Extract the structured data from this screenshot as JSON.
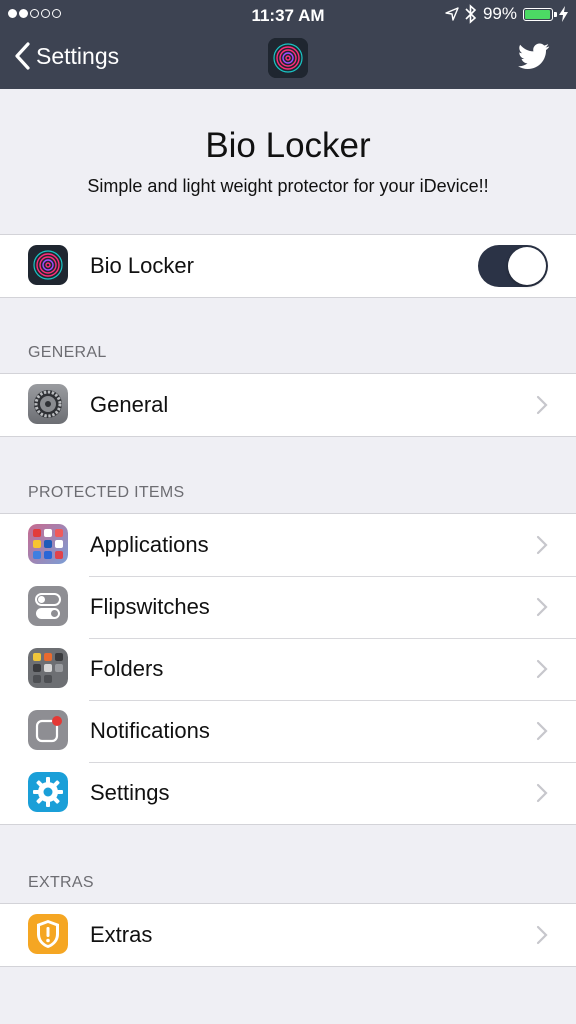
{
  "status_bar": {
    "time": "11:37 AM",
    "battery_percent": "99%",
    "signal_dots_filled": 2,
    "signal_dots_total": 5,
    "battery_level": 0.99,
    "location_icon": "location-arrow-icon",
    "bluetooth_icon": "bluetooth-icon",
    "charging_icon": "charging-bolt-icon"
  },
  "navbar": {
    "back_label": "Settings",
    "center_icon": "fingerprint-app-icon",
    "right_icon": "twitter-icon"
  },
  "header": {
    "title": "Bio Locker",
    "subtitle": "Simple and light weight protector for your iDevice!!"
  },
  "main_toggle": {
    "label": "Bio Locker",
    "icon": "fingerprint-app-icon",
    "enabled": true
  },
  "sections": {
    "general": {
      "header": "GENERAL",
      "items": [
        {
          "label": "General",
          "icon": "gear-icon"
        }
      ]
    },
    "protected": {
      "header": "PROTECTED ITEMS",
      "items": [
        {
          "label": "Applications",
          "icon": "app-grid-icon"
        },
        {
          "label": "Flipswitches",
          "icon": "switches-icon"
        },
        {
          "label": "Folders",
          "icon": "folder-icon"
        },
        {
          "label": "Notifications",
          "icon": "notification-badge-icon"
        },
        {
          "label": "Settings",
          "icon": "settings-gear-icon"
        }
      ]
    },
    "extras": {
      "header": "EXTRAS",
      "items": [
        {
          "label": "Extras",
          "icon": "warning-shield-icon"
        }
      ]
    }
  },
  "colors": {
    "nav_bg": "#3d4352",
    "page_bg": "#efeff4",
    "toggle_on": "#2b3346",
    "battery_green": "#4cd964",
    "settings_blue": "#1a9fd8",
    "extras_orange": "#f5a623"
  }
}
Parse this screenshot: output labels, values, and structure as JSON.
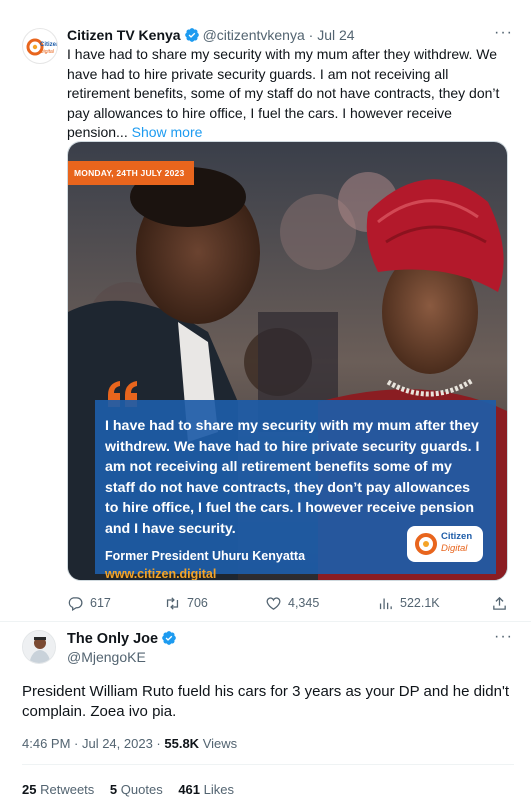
{
  "quoted_tweet": {
    "author_name": "Citizen TV Kenya",
    "handle": "@citizentvkenya",
    "separator": "·",
    "time": "Jul 24",
    "text": "I have had to share my security with my mum after they withdrew. We have had to hire private security guards. I am not receiving all retirement benefits, some of my staff do not have contracts, they don’t pay allowances to hire office, I fuel the cars. I however receive pension...",
    "show_more": "Show more",
    "avatar_logo": "Citizen Digital",
    "media": {
      "date_banner": "MONDAY, 24TH JULY 2023",
      "quote_text": "I have had to share my security with my mum after they withdrew. We have had to hire private security guards. I am not receiving all retirement benefits some of my staff do not have contracts, they don’t pay allowances to hire office, I fuel the cars. I however receive pension and I have security.",
      "attribution": "Former President Uhuru Kenyatta",
      "site": "www.citizen.digital",
      "logo_line1": "Citizen",
      "logo_line2": "Digital"
    },
    "actions": {
      "replies": "617",
      "retweets": "706",
      "likes": "4,345",
      "views": "522.1K"
    }
  },
  "tweet": {
    "author_name": "The Only Joe",
    "handle": "@MjengoKE",
    "text": "President William Ruto fueld his cars for 3 years as your DP and he didn't complain. Zoea ivo pia.",
    "timestamp": "4:46 PM · Jul 24, 2023 ·",
    "views_count": "55.8K",
    "views_label": "Views",
    "retweets_count": "25",
    "retweets_label": "Retweets",
    "quotes_count": "5",
    "quotes_label": "Quotes",
    "likes_count": "461",
    "likes_label": "Likes"
  },
  "colors": {
    "verified": "#1d9bf0",
    "link": "#1d9bf0",
    "banner_orange": "#e8651d",
    "quote_blue": "#1d5ca8",
    "site_gold": "#f4a428"
  }
}
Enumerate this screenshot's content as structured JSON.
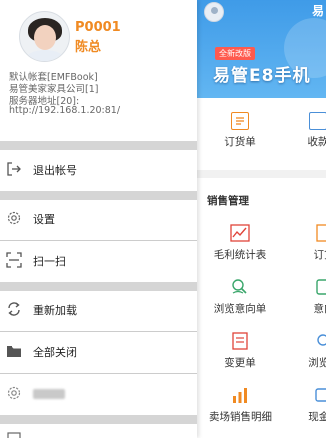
{
  "drawer": {
    "profile": {
      "user_code": "P0001",
      "user_name": "陈总",
      "lines": [
        "默认帐套[EMFBook]",
        "易管美家家具公司[1]",
        "服务器地址[20]:",
        "http://192.168.1.20:81/"
      ]
    },
    "menu": [
      {
        "label": "退出帐号",
        "icon": "logout-icon"
      },
      {
        "label": "设置",
        "icon": "gear-icon"
      },
      {
        "label": "扫一扫",
        "icon": "scan-icon"
      },
      {
        "label": "重新加载",
        "icon": "reload-icon"
      },
      {
        "label": "全部关闭",
        "icon": "folder-icon"
      },
      {
        "label": "",
        "icon": "gear-icon"
      }
    ]
  },
  "app": {
    "corner_text": "易",
    "banner": {
      "tag": "全新改版",
      "title": "易管E8手机"
    },
    "quick": [
      {
        "label": "订货单",
        "icon": "order-icon"
      },
      {
        "label": "收款",
        "icon": "receipt-icon"
      }
    ],
    "section_title": "销售管理",
    "grid": [
      {
        "label": "毛利统计表",
        "icon": "line-chart-icon"
      },
      {
        "label": "订货",
        "icon": "order-icon"
      },
      {
        "label": "浏览意向单",
        "icon": "intent-view-icon"
      },
      {
        "label": "意向",
        "icon": "intent-icon"
      },
      {
        "label": "变更单",
        "icon": "change-icon"
      },
      {
        "label": "浏览收",
        "icon": "receipt-view-icon"
      },
      {
        "label": "卖场销售明细",
        "icon": "bar-chart-icon"
      },
      {
        "label": "现金日",
        "icon": "cash-icon"
      }
    ],
    "accent_color": "#f08a22",
    "green_color": "#3aa66b",
    "red_color": "#e0443a"
  }
}
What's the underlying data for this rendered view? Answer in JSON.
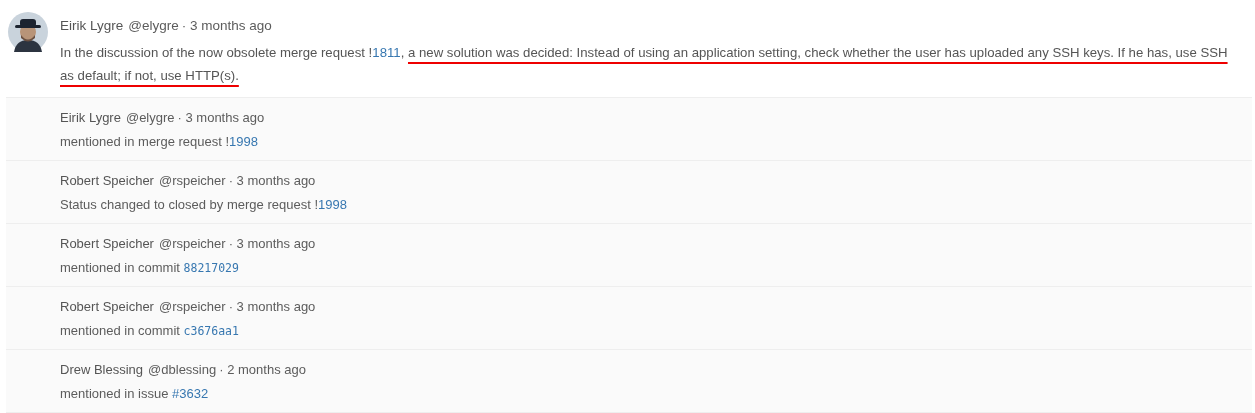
{
  "comment": {
    "author": "Eirik Lygre",
    "handle": "@elygre",
    "time": "· 3 months ago",
    "body": [
      {
        "kind": "text",
        "text": "In the discussion of the now obsolete merge request !"
      },
      {
        "kind": "link",
        "text": "1811"
      },
      {
        "kind": "text",
        "text": ", "
      },
      {
        "kind": "underlined",
        "text": "a new solution was decided: Instead of using an application setting, check whether the user has uploaded any SSH keys. If he has, use SSH as default; if not, use HTTP(s)."
      }
    ]
  },
  "events": [
    {
      "author": "Eirik Lygre",
      "handle": "@elygre",
      "time": "· 3 months ago",
      "text": "mentioned in merge request !",
      "ref": "1998",
      "kind": "plain"
    },
    {
      "author": "Robert Speicher",
      "handle": "@rspeicher",
      "time": "· 3 months ago",
      "text": "Status changed to closed by merge request !",
      "ref": "1998",
      "kind": "plain"
    },
    {
      "author": "Robert Speicher",
      "handle": "@rspeicher",
      "time": "· 3 months ago",
      "text": "mentioned in commit ",
      "ref": "88217029",
      "kind": "code"
    },
    {
      "author": "Robert Speicher",
      "handle": "@rspeicher",
      "time": "· 3 months ago",
      "text": "mentioned in commit ",
      "ref": "c3676aa1",
      "kind": "code"
    },
    {
      "author": "Drew Blessing",
      "handle": "@dblessing",
      "time": "· 2 months ago",
      "text": "mentioned in issue ",
      "ref": "#3632",
      "kind": "plain"
    }
  ]
}
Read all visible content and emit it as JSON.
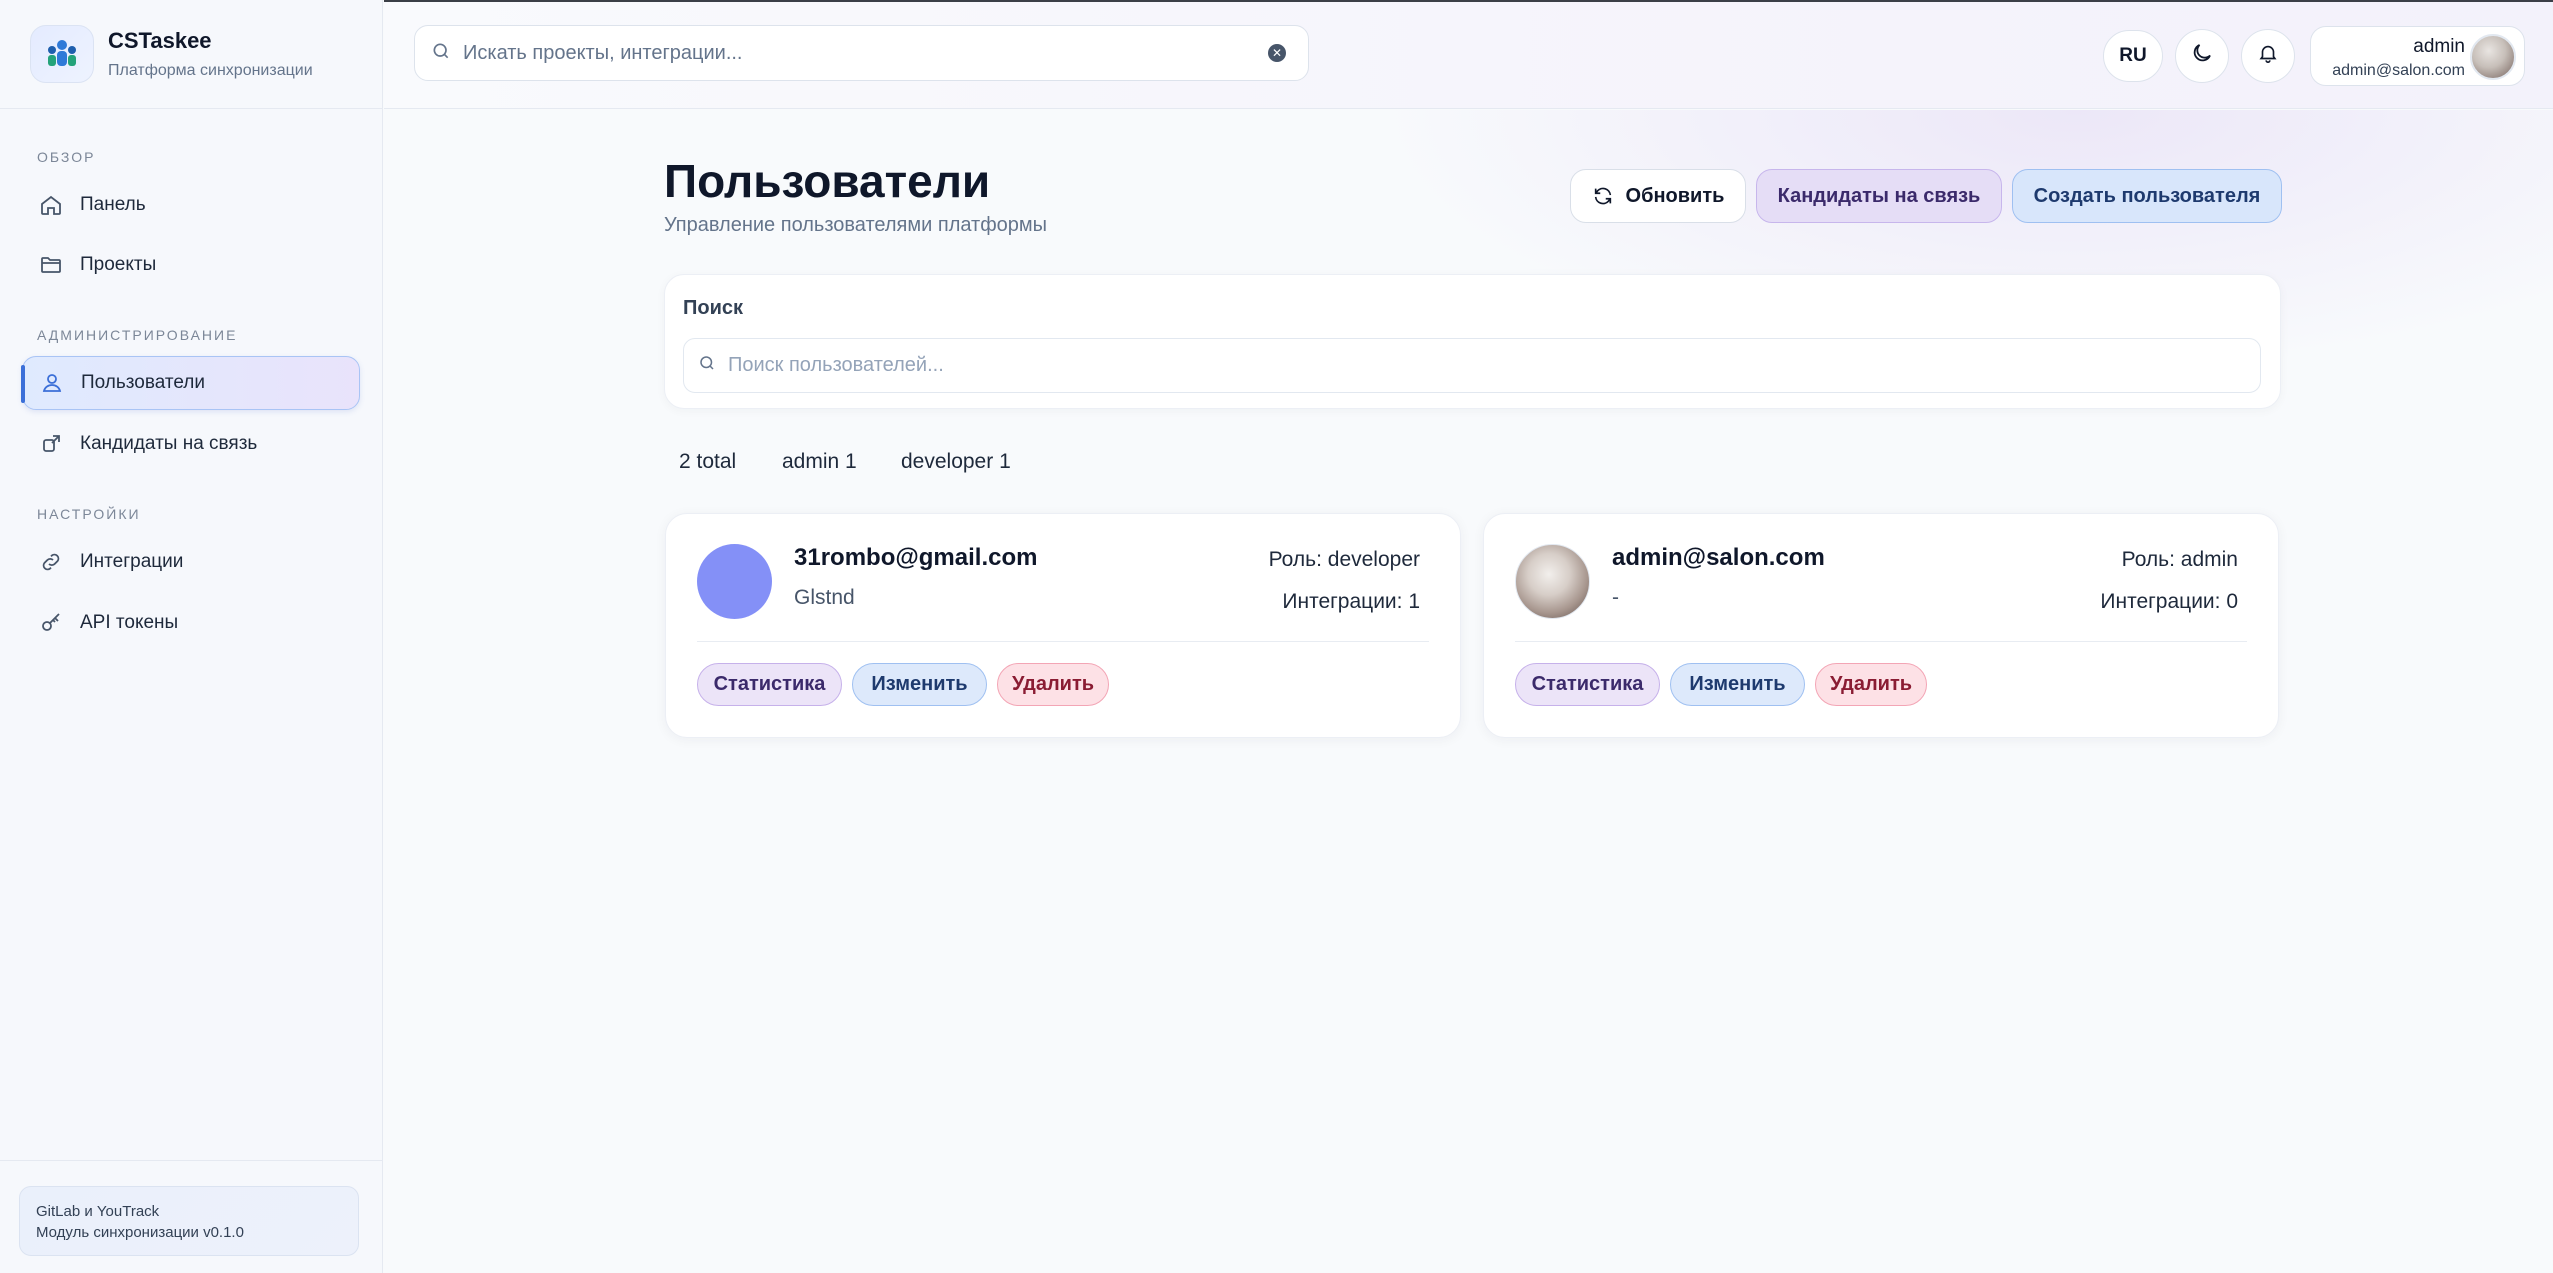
{
  "brand": {
    "name": "CSTaskee",
    "subtitle": "Платформа синхронизации"
  },
  "sidebar": {
    "sections": [
      {
        "title": "ОБЗОР"
      },
      {
        "title": "АДМИНИСТРИРОВАНИЕ"
      },
      {
        "title": "НАСТРОЙКИ"
      }
    ],
    "items": [
      {
        "label": "Панель",
        "icon": "home-icon"
      },
      {
        "label": "Проекты",
        "icon": "folder-icon"
      },
      {
        "label": "Пользователи",
        "icon": "user-icon",
        "active": true
      },
      {
        "label": "Кандидаты на связь",
        "icon": "link-candidate-icon"
      },
      {
        "label": "Интеграции",
        "icon": "link-icon"
      },
      {
        "label": "API токены",
        "icon": "key-icon"
      }
    ],
    "footer": {
      "line1": "GitLab и YouTrack",
      "line2": "Модуль синхронизации v0.1.0"
    }
  },
  "header": {
    "search_placeholder": "Искать проекты, интеграции...",
    "lang": "RU",
    "user": {
      "name": "admin",
      "email": "admin@salon.com"
    }
  },
  "page": {
    "title": "Пользователи",
    "subtitle": "Управление пользователями платформы",
    "buttons": {
      "refresh": "Обновить",
      "candidates": "Кандидаты на связь",
      "create": "Создать пользователя"
    },
    "search": {
      "label": "Поиск",
      "placeholder": "Поиск пользователей..."
    },
    "stats": {
      "total": "2 total",
      "admin": "admin 1",
      "developer": "developer 1"
    },
    "users": [
      {
        "email": "31rombo@gmail.com",
        "name": "Glstnd",
        "role": "Роль: developer",
        "integrations": "Интеграции: 1",
        "avatar": "solid",
        "avatar_color": "#8490f7"
      },
      {
        "email": "admin@salon.com",
        "name": "-",
        "role": "Роль: admin",
        "integrations": "Интеграции: 0",
        "avatar": "photo-cat"
      }
    ],
    "card_actions": {
      "stats": "Статистика",
      "edit": "Изменить",
      "delete": "Удалить"
    }
  },
  "colors": {
    "accent_blue": "#3b6fd8",
    "purple_button": "#e5ddf6",
    "blue_button": "#d8e6fb",
    "delete_pill": "#fde1e6"
  }
}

□ □ □ □ □

WORK REQUIRED: Identify each line in the records above containing the word "salon"; copy those lines.

ANSWER TO THE TASK:
      "email": "admin@salon.com"
        "email": "admin@salon.com",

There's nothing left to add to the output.